*What needs to be done*
Give a verbatim copy of the lines below, minus the pictures.

+++

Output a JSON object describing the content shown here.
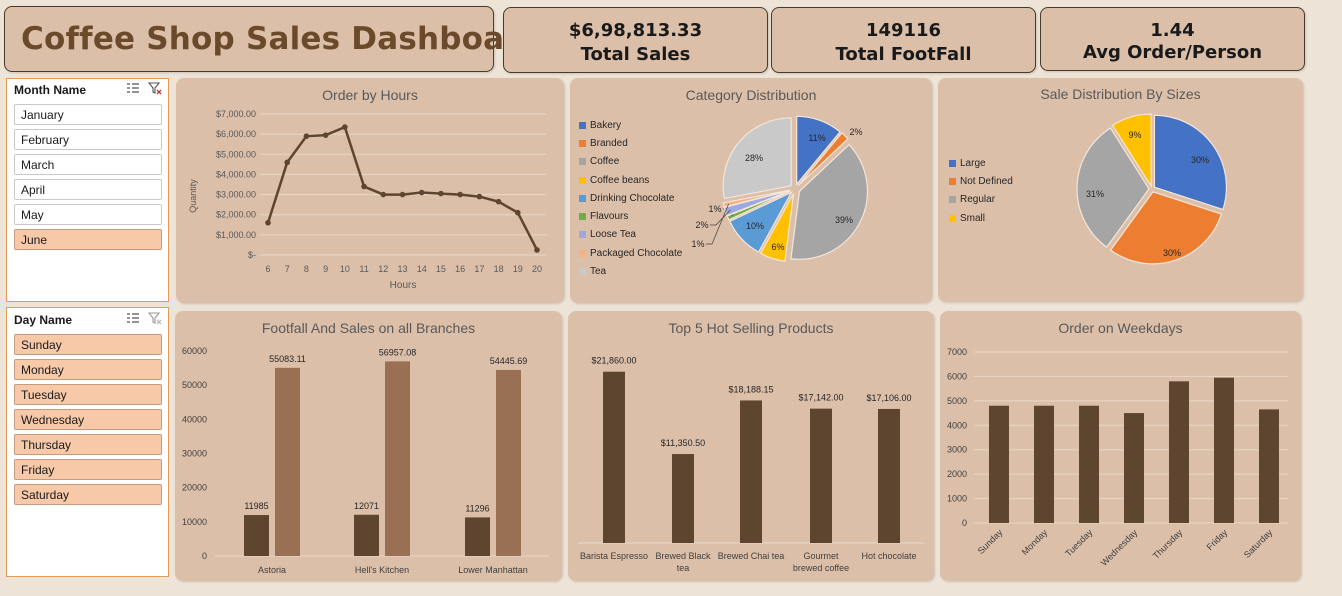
{
  "header": {
    "title": "Coffee Shop Sales Dashboard"
  },
  "kpis": [
    {
      "value": "$6,98,813.33",
      "label": "Total Sales"
    },
    {
      "value": "149116",
      "label": "Total FootFall"
    },
    {
      "value": "1.44",
      "label": "Avg Order/Person"
    }
  ],
  "month_slicer": {
    "title": "Month Name",
    "icons": [
      "multi-select-icon",
      "clear-filter-icon"
    ],
    "items": [
      {
        "label": "January",
        "selected": false
      },
      {
        "label": "February",
        "selected": false
      },
      {
        "label": "March",
        "selected": false
      },
      {
        "label": "April",
        "selected": false
      },
      {
        "label": "May",
        "selected": false
      },
      {
        "label": "June",
        "selected": true
      }
    ]
  },
  "day_slicer": {
    "title": "Day Name",
    "icons": [
      "multi-select-icon",
      "clear-filter-icon"
    ],
    "items": [
      {
        "label": "Sunday",
        "selected": true
      },
      {
        "label": "Monday",
        "selected": true
      },
      {
        "label": "Tuesday",
        "selected": true
      },
      {
        "label": "Wednesday",
        "selected": true
      },
      {
        "label": "Thursday",
        "selected": true
      },
      {
        "label": "Friday",
        "selected": true
      },
      {
        "label": "Saturday",
        "selected": true
      }
    ]
  },
  "colors": {
    "bar_dark": "#5e4530",
    "bar_light": "#9a7055",
    "line": "#5e4530",
    "panel": "#dcbfa9"
  },
  "chart_data": [
    {
      "id": "orders_by_hours",
      "type": "line",
      "title": "Order by Hours",
      "xlabel": "Hours",
      "ylabel": "Quantity",
      "x": [
        6,
        7,
        8,
        9,
        10,
        11,
        12,
        13,
        14,
        15,
        16,
        17,
        18,
        19,
        20
      ],
      "y": [
        1600,
        4600,
        5900,
        5950,
        6350,
        3400,
        3000,
        3000,
        3100,
        3050,
        3000,
        2900,
        2650,
        2100,
        250
      ],
      "ylim": [
        0,
        7000
      ],
      "yticks": [
        "$-",
        "$1,000.00",
        "$2,000.00",
        "$3,000.00",
        "$4,000.00",
        "$5,000.00",
        "$6,000.00",
        "$7,000.00"
      ],
      "grid": true
    },
    {
      "id": "category_distribution",
      "type": "pie",
      "title": "Category Distribution",
      "legend_position": "left",
      "slices": [
        {
          "name": "Bakery",
          "value": 11,
          "label": "11%",
          "color": "#4472c4"
        },
        {
          "name": "Branded",
          "value": 2,
          "label": "2%",
          "color": "#ed7d31"
        },
        {
          "name": "Coffee",
          "value": 39,
          "label": "39%",
          "color": "#a5a5a5"
        },
        {
          "name": "Coffee beans",
          "value": 6,
          "label": "6%",
          "color": "#ffc000"
        },
        {
          "name": "Drinking Chocolate",
          "value": 10,
          "label": "10%",
          "color": "#5b9bd5"
        },
        {
          "name": "Flavours",
          "value": 1,
          "label": "1%",
          "color": "#70ad47"
        },
        {
          "name": "Loose Tea",
          "value": 2,
          "label": "2%",
          "color": "#9ea8e0"
        },
        {
          "name": "Packaged Chocolate",
          "value": 1,
          "label": "1%",
          "color": "#f4b183"
        },
        {
          "name": "Tea",
          "value": 28,
          "label": "28%",
          "color": "#c9c9c9"
        }
      ]
    },
    {
      "id": "sizes_distribution",
      "type": "pie",
      "title": "Sale Distribution By Sizes",
      "legend_position": "left",
      "slices": [
        {
          "name": "Large",
          "value": 30,
          "label": "30%",
          "color": "#4472c4"
        },
        {
          "name": "Not Defined",
          "value": 30,
          "label": "30%",
          "color": "#ed7d31"
        },
        {
          "name": "Regular",
          "value": 31,
          "label": "31%",
          "color": "#a5a5a5"
        },
        {
          "name": "Small",
          "value": 9,
          "label": "9%",
          "color": "#ffc000"
        }
      ]
    },
    {
      "id": "footfall_sales_branches",
      "type": "bar",
      "title": "Footfall And Sales on all Branches",
      "categories": [
        "Astoria",
        "Hell's Kitchen",
        "Lower Manhattan"
      ],
      "series": [
        {
          "values": [
            11985,
            12071,
            11296
          ],
          "labels": [
            "11985",
            "12071",
            "11296"
          ]
        },
        {
          "values": [
            55083.11,
            56957.08,
            54445.69
          ],
          "labels": [
            "55083.11",
            "56957.08",
            "54445.69"
          ]
        }
      ],
      "ylim": [
        0,
        60000
      ],
      "yticks": [
        "0",
        "10000",
        "20000",
        "30000",
        "40000",
        "50000",
        "60000"
      ]
    },
    {
      "id": "top5_products",
      "type": "bar",
      "title": "Top 5 Hot Selling Products",
      "categories": [
        [
          "Barista Espresso"
        ],
        [
          "Brewed Black",
          "tea"
        ],
        [
          "Brewed Chai tea"
        ],
        [
          "Gourmet",
          "brewed coffee"
        ],
        [
          "Hot chocolate"
        ]
      ],
      "values": [
        21860,
        11350.5,
        18188.15,
        17142,
        17106
      ],
      "labels": [
        "$21,860.00",
        "$11,350.50",
        "$18,188.15",
        "$17,142.00",
        "$17,106.00"
      ]
    },
    {
      "id": "orders_weekdays",
      "type": "bar",
      "title": "Order on Weekdays",
      "categories": [
        "Sunday",
        "Monday",
        "Tuesday",
        "Wednesday",
        "Thursday",
        "Friday",
        "Saturday"
      ],
      "values": [
        4800,
        4800,
        4800,
        4500,
        5800,
        5950,
        4650
      ],
      "ylim": [
        0,
        7000
      ],
      "yticks": [
        "0",
        "1000",
        "2000",
        "3000",
        "4000",
        "5000",
        "6000",
        "7000"
      ],
      "grid": true
    }
  ]
}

+++

*Correct answer*
Output a JSON object describing the content shown here.
{
  "header": {
    "title": "Coffee Shop Sales Dashboard"
  },
  "kpis": [
    {
      "value": "$6,98,813.33",
      "label": "Total Sales"
    },
    {
      "value": "149116",
      "label": "Total FootFall"
    },
    {
      "value": "1.44",
      "label": "Avg Order/Person"
    }
  ],
  "month_slicer": {
    "title": "Month Name",
    "icons": [
      "multi-select-icon",
      "clear-filter-icon"
    ],
    "items": [
      {
        "label": "January",
        "selected": false
      },
      {
        "label": "February",
        "selected": false
      },
      {
        "label": "March",
        "selected": false
      },
      {
        "label": "April",
        "selected": false
      },
      {
        "label": "May",
        "selected": false
      },
      {
        "label": "June",
        "selected": true
      }
    ]
  },
  "day_slicer": {
    "title": "Day Name",
    "icons": [
      "multi-select-icon",
      "clear-filter-icon"
    ],
    "items": [
      {
        "label": "Sunday",
        "selected": true
      },
      {
        "label": "Monday",
        "selected": true
      },
      {
        "label": "Tuesday",
        "selected": true
      },
      {
        "label": "Wednesday",
        "selected": true
      },
      {
        "label": "Thursday",
        "selected": true
      },
      {
        "label": "Friday",
        "selected": true
      },
      {
        "label": "Saturday",
        "selected": true
      }
    ]
  },
  "colors": {
    "bar_dark": "#5e4530",
    "bar_light": "#9a7055",
    "line": "#5e4530",
    "panel": "#dcbfa9"
  },
  "chart_data": [
    {
      "id": "orders_by_hours",
      "type": "line",
      "title": "Order by Hours",
      "xlabel": "Hours",
      "ylabel": "Quantity",
      "x": [
        6,
        7,
        8,
        9,
        10,
        11,
        12,
        13,
        14,
        15,
        16,
        17,
        18,
        19,
        20
      ],
      "y": [
        1600,
        4600,
        5900,
        5950,
        6350,
        3400,
        3000,
        3000,
        3100,
        3050,
        3000,
        2900,
        2650,
        2100,
        250
      ],
      "ylim": [
        0,
        7000
      ],
      "yticks": [
        "$-",
        "$1,000.00",
        "$2,000.00",
        "$3,000.00",
        "$4,000.00",
        "$5,000.00",
        "$6,000.00",
        "$7,000.00"
      ],
      "grid": true
    },
    {
      "id": "category_distribution",
      "type": "pie",
      "title": "Category Distribution",
      "legend_position": "left",
      "slices": [
        {
          "name": "Bakery",
          "value": 11,
          "label": "11%",
          "color": "#4472c4"
        },
        {
          "name": "Branded",
          "value": 2,
          "label": "2%",
          "color": "#ed7d31"
        },
        {
          "name": "Coffee",
          "value": 39,
          "label": "39%",
          "color": "#a5a5a5"
        },
        {
          "name": "Coffee beans",
          "value": 6,
          "label": "6%",
          "color": "#ffc000"
        },
        {
          "name": "Drinking Chocolate",
          "value": 10,
          "label": "10%",
          "color": "#5b9bd5"
        },
        {
          "name": "Flavours",
          "value": 1,
          "label": "1%",
          "color": "#70ad47"
        },
        {
          "name": "Loose Tea",
          "value": 2,
          "label": "2%",
          "color": "#9ea8e0"
        },
        {
          "name": "Packaged Chocolate",
          "value": 1,
          "label": "1%",
          "color": "#f4b183"
        },
        {
          "name": "Tea",
          "value": 28,
          "label": "28%",
          "color": "#c9c9c9"
        }
      ]
    },
    {
      "id": "sizes_distribution",
      "type": "pie",
      "title": "Sale Distribution By Sizes",
      "legend_position": "left",
      "slices": [
        {
          "name": "Large",
          "value": 30,
          "label": "30%",
          "color": "#4472c4"
        },
        {
          "name": "Not Defined",
          "value": 30,
          "label": "30%",
          "color": "#ed7d31"
        },
        {
          "name": "Regular",
          "value": 31,
          "label": "31%",
          "color": "#a5a5a5"
        },
        {
          "name": "Small",
          "value": 9,
          "label": "9%",
          "color": "#ffc000"
        }
      ]
    },
    {
      "id": "footfall_sales_branches",
      "type": "bar",
      "title": "Footfall And Sales on all Branches",
      "categories": [
        "Astoria",
        "Hell's Kitchen",
        "Lower Manhattan"
      ],
      "series": [
        {
          "values": [
            11985,
            12071,
            11296
          ],
          "labels": [
            "11985",
            "12071",
            "11296"
          ]
        },
        {
          "values": [
            55083.11,
            56957.08,
            54445.69
          ],
          "labels": [
            "55083.11",
            "56957.08",
            "54445.69"
          ]
        }
      ],
      "ylim": [
        0,
        60000
      ],
      "yticks": [
        "0",
        "10000",
        "20000",
        "30000",
        "40000",
        "50000",
        "60000"
      ]
    },
    {
      "id": "top5_products",
      "type": "bar",
      "title": "Top 5 Hot Selling Products",
      "categories": [
        [
          "Barista Espresso"
        ],
        [
          "Brewed Black",
          "tea"
        ],
        [
          "Brewed Chai tea"
        ],
        [
          "Gourmet",
          "brewed coffee"
        ],
        [
          "Hot chocolate"
        ]
      ],
      "values": [
        21860,
        11350.5,
        18188.15,
        17142,
        17106
      ],
      "labels": [
        "$21,860.00",
        "$11,350.50",
        "$18,188.15",
        "$17,142.00",
        "$17,106.00"
      ]
    },
    {
      "id": "orders_weekdays",
      "type": "bar",
      "title": "Order on Weekdays",
      "categories": [
        "Sunday",
        "Monday",
        "Tuesday",
        "Wednesday",
        "Thursday",
        "Friday",
        "Saturday"
      ],
      "values": [
        4800,
        4800,
        4800,
        4500,
        5800,
        5950,
        4650
      ],
      "ylim": [
        0,
        7000
      ],
      "yticks": [
        "0",
        "1000",
        "2000",
        "3000",
        "4000",
        "5000",
        "6000",
        "7000"
      ],
      "grid": true
    }
  ]
}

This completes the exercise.